Exercise aim:
Report, word for word, every line of the material that contains "adalah".

Data entries:
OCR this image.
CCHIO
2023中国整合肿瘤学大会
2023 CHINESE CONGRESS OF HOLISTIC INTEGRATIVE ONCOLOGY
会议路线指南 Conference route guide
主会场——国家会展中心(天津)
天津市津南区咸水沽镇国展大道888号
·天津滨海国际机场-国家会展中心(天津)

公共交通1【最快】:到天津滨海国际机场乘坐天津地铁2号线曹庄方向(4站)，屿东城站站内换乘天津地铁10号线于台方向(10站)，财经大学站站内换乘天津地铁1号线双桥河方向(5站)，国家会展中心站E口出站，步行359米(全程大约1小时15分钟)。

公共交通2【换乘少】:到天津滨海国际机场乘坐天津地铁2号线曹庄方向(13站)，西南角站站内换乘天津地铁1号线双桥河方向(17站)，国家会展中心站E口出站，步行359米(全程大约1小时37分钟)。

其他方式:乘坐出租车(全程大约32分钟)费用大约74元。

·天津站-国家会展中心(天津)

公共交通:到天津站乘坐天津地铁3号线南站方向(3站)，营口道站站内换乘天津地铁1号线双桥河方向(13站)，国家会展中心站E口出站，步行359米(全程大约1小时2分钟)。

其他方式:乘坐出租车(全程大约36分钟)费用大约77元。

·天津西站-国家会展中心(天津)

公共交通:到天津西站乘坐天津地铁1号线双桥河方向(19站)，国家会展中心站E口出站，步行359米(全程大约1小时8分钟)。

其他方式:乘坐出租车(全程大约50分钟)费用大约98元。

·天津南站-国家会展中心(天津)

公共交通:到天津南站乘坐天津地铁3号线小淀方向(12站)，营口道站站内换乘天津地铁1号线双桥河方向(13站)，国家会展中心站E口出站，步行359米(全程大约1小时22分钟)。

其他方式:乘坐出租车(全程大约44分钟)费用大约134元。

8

...

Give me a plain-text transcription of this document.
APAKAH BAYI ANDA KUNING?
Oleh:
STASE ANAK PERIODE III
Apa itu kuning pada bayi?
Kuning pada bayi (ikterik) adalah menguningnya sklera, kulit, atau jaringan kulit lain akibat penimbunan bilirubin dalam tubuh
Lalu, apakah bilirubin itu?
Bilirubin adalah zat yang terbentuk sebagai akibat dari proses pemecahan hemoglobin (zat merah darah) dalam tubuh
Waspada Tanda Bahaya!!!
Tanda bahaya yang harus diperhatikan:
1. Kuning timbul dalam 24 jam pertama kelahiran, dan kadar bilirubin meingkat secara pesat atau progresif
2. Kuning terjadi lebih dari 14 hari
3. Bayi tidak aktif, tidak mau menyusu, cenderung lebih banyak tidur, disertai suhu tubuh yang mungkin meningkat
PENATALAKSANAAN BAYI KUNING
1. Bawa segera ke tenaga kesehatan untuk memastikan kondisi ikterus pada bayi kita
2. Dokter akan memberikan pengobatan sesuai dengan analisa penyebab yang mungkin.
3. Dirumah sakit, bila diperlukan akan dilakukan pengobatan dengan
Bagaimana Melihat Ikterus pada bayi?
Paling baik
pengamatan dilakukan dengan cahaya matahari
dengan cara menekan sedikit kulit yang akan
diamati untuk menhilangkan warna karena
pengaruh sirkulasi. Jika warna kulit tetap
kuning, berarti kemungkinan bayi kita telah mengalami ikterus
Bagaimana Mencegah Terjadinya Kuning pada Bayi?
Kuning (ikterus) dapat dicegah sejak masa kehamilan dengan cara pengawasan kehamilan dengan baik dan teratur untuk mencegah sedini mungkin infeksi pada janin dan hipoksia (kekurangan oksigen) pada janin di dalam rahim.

---

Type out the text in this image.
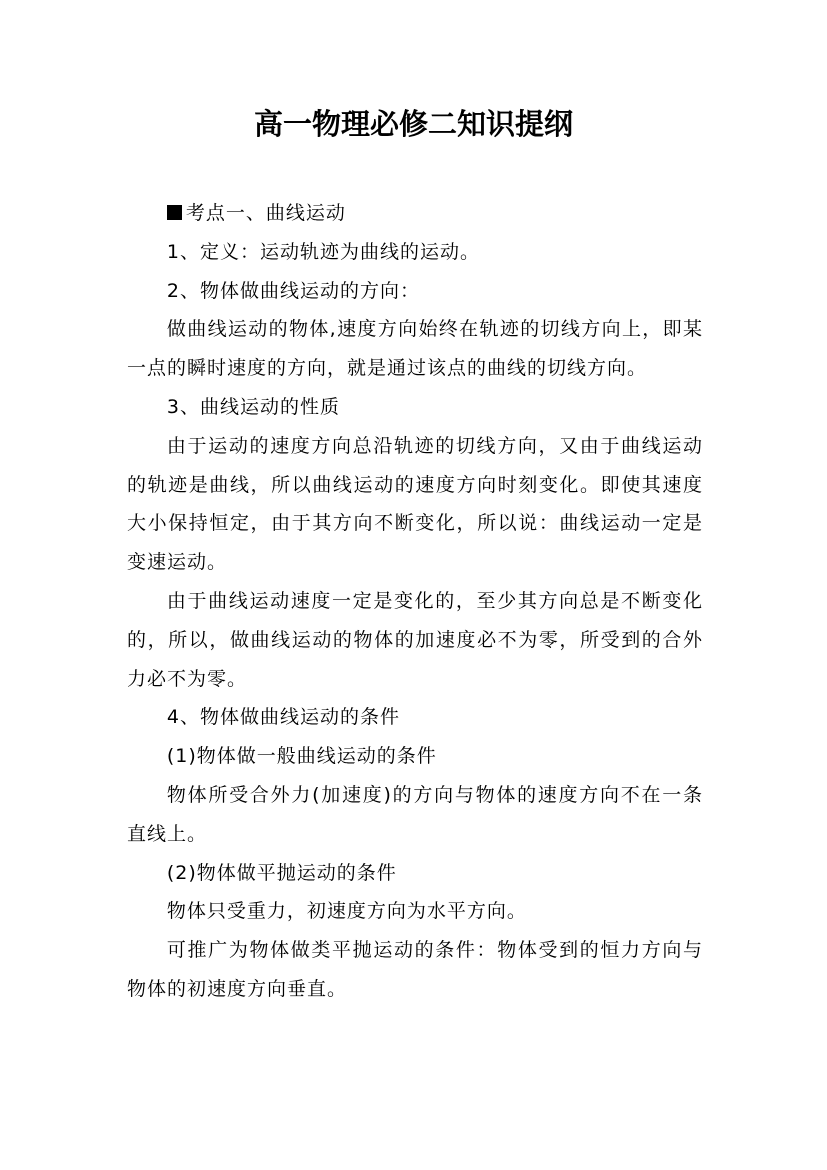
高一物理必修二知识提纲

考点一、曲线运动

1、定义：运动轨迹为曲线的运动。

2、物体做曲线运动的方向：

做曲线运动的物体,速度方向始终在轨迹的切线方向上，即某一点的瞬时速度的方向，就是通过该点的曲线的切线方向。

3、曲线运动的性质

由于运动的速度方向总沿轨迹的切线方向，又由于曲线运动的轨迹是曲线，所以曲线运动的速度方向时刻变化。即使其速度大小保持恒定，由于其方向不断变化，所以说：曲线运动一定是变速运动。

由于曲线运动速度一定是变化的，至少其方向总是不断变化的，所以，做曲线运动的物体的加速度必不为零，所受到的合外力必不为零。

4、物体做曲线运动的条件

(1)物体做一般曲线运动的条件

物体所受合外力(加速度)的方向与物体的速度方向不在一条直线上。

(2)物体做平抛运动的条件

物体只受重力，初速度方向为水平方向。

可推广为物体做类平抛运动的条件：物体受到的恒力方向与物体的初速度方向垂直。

Result:
Kuning pada bayi (ikterik) adalah menguningnya sklera, kulit, atau jaringan kulit lain akibat penimbunan bilirubin dalam tubuh
Bilirubin adalah zat yang terbentuk sebagai akibat dari proses pemecahan hemoglobin (zat merah darah) dalam tubuh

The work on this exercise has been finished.